Check each line of the listing below for the string "ADLs", and copy the ones that have it.

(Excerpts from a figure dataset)
====

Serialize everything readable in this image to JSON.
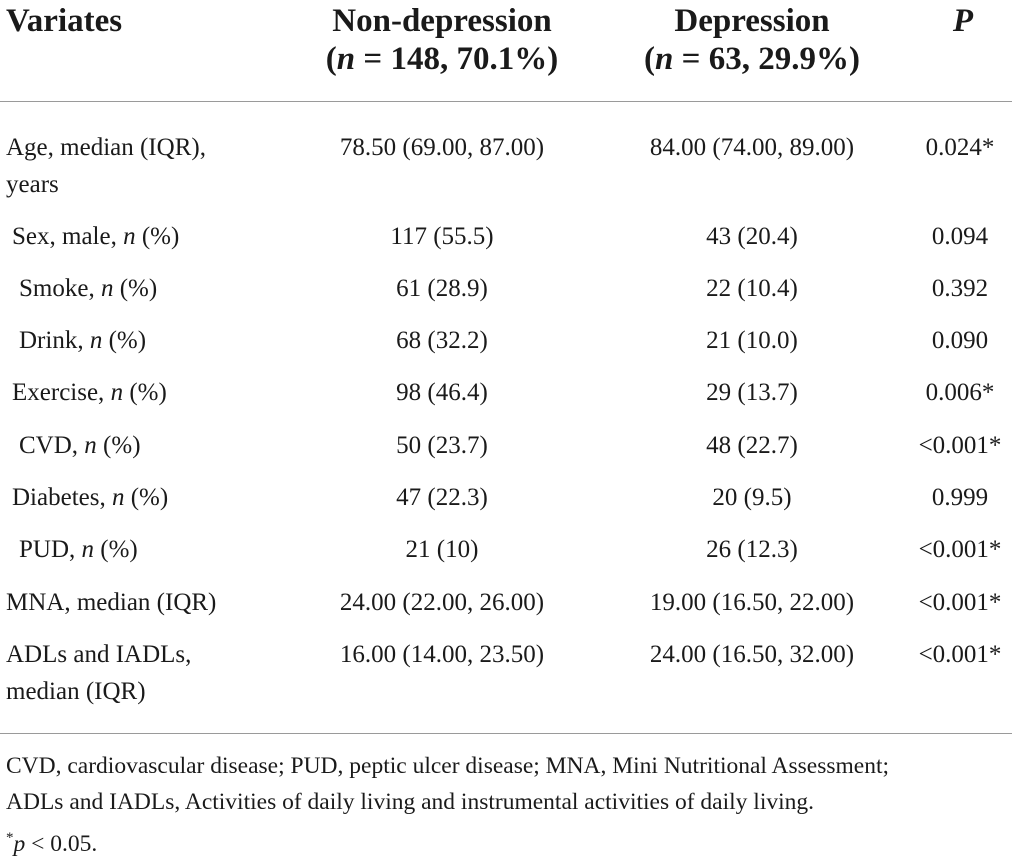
{
  "header": {
    "col1": "Variates",
    "col2_title": "Non-depression",
    "col2_sub_n": "n",
    "col2_sub_rest": " = 148, 70.1%)",
    "col3_title": "Depression",
    "col3_sub_n": "n",
    "col3_sub_rest": " = 63, 29.9%)",
    "col4": "P"
  },
  "rows": [
    {
      "label_line1": "Age, median (IQR),",
      "label_line2": "years",
      "non_depression": "78.50 (69.00, 87.00)",
      "depression": "84.00 (74.00, 89.00)",
      "p": "0.024*"
    },
    {
      "label_pre": "Sex, male, ",
      "label_n": "n",
      "label_post": " (%)",
      "non_depression": "117 (55.5)",
      "depression": "43 (20.4)",
      "p": "0.094"
    },
    {
      "label_pre": "Smoke, ",
      "label_n": "n",
      "label_post": " (%)",
      "non_depression": "61 (28.9)",
      "depression": "22 (10.4)",
      "p": "0.392"
    },
    {
      "label_pre": "Drink, ",
      "label_n": "n",
      "label_post": " (%)",
      "non_depression": "68 (32.2)",
      "depression": "21 (10.0)",
      "p": "0.090"
    },
    {
      "label_pre": "Exercise, ",
      "label_n": "n",
      "label_post": " (%)",
      "non_depression": "98 (46.4)",
      "depression": "29 (13.7)",
      "p": "0.006*"
    },
    {
      "label_pre": "CVD, ",
      "label_n": "n",
      "label_post": " (%)",
      "non_depression": "50 (23.7)",
      "depression": "48 (22.7)",
      "p": "<0.001*"
    },
    {
      "label_pre": "Diabetes, ",
      "label_n": "n",
      "label_post": " (%)",
      "non_depression": "47 (22.3)",
      "depression": "20 (9.5)",
      "p": "0.999"
    },
    {
      "label_pre": "PUD, ",
      "label_n": "n",
      "label_post": " (%)",
      "non_depression": "21 (10)",
      "depression": "26 (12.3)",
      "p": "<0.001*"
    },
    {
      "label": "MNA, median (IQR)",
      "non_depression": "24.00 (22.00, 26.00)",
      "depression": "19.00 (16.50, 22.00)",
      "p": "<0.001*"
    },
    {
      "label_line1": "ADLs and IADLs,",
      "label_line2": "median (IQR)",
      "non_depression": "16.00 (14.00, 23.50)",
      "depression": "24.00 (16.50, 32.00)",
      "p": "<0.001*"
    }
  ],
  "footnotes": {
    "abbrev_line1": "CVD, cardiovascular disease; PUD, peptic ulcer disease; MNA, Mini Nutritional Assessment;",
    "abbrev_line2": "ADLs and IADLs, Activities of daily living and instrumental activities of daily living.",
    "sig_star": "*",
    "sig_p": "p",
    "sig_rest": " < 0.05."
  }
}
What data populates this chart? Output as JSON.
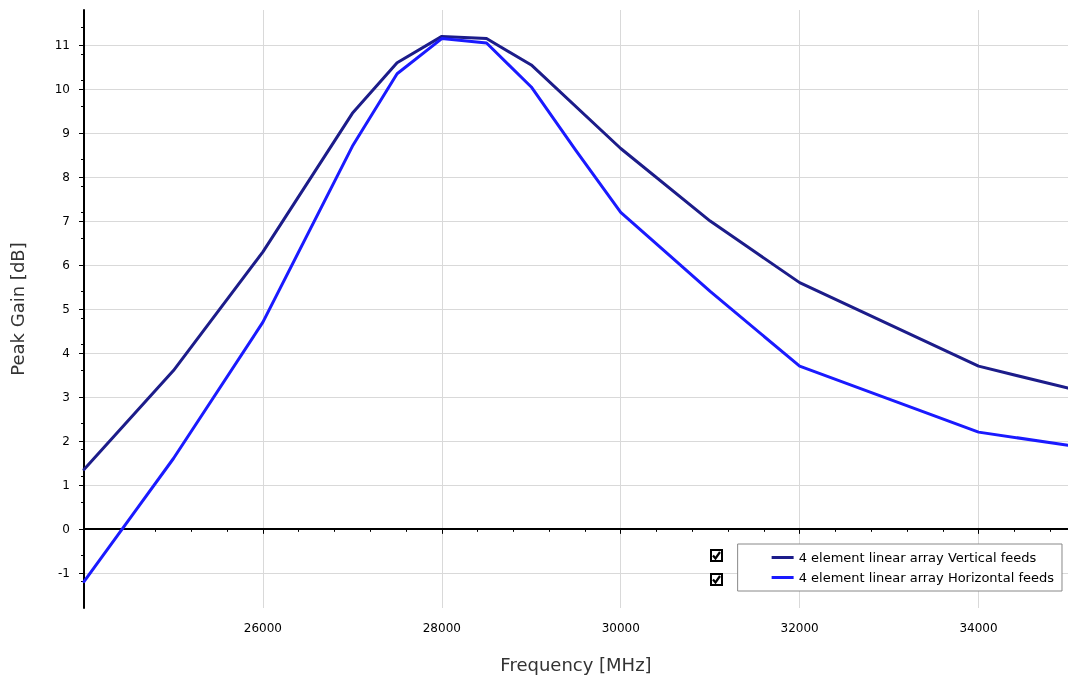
{
  "chart_data": {
    "type": "line",
    "xlabel": "Frequency [MHz]",
    "ylabel": "Peak Gain [dB]",
    "xlim": [
      24000,
      35000
    ],
    "xticks": [
      26000,
      28000,
      30000,
      32000,
      34000
    ],
    "ylim": [
      -1.8,
      11.8
    ],
    "yticks": [
      -1,
      0,
      1,
      2,
      3,
      4,
      5,
      6,
      7,
      8,
      9,
      10,
      11
    ],
    "grid": true,
    "legend": "bottom right",
    "marker": "none",
    "line_style": "solid",
    "series": [
      {
        "name": "4 element linear array Vertical feeds",
        "color": "#1c1c8a",
        "x": [
          24000,
          25000,
          26000,
          27000,
          27500,
          28000,
          28500,
          29000,
          30000,
          31000,
          32000,
          34000,
          35000
        ],
        "values": [
          1.35,
          3.6,
          6.3,
          9.45,
          10.6,
          11.2,
          11.15,
          10.55,
          8.65,
          7.0,
          5.6,
          3.7,
          3.2
        ]
      },
      {
        "name": "4 element linear array Horizontal feeds",
        "color": "#1a1aff",
        "x": [
          24000,
          25000,
          26000,
          27000,
          27500,
          28000,
          28500,
          29000,
          29500,
          30000,
          31000,
          32000,
          34000,
          35000
        ],
        "values": [
          -1.2,
          1.6,
          4.7,
          8.7,
          10.35,
          11.15,
          11.05,
          10.05,
          8.6,
          7.2,
          5.4,
          3.7,
          2.2,
          1.9
        ]
      }
    ]
  }
}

====

▶ _Result below_:
      "label_line1": "ADLs and IADLs,",
    "abbrev_line2": "ADLs and IADLs, Activities of daily living and instrumental activities of daily living.",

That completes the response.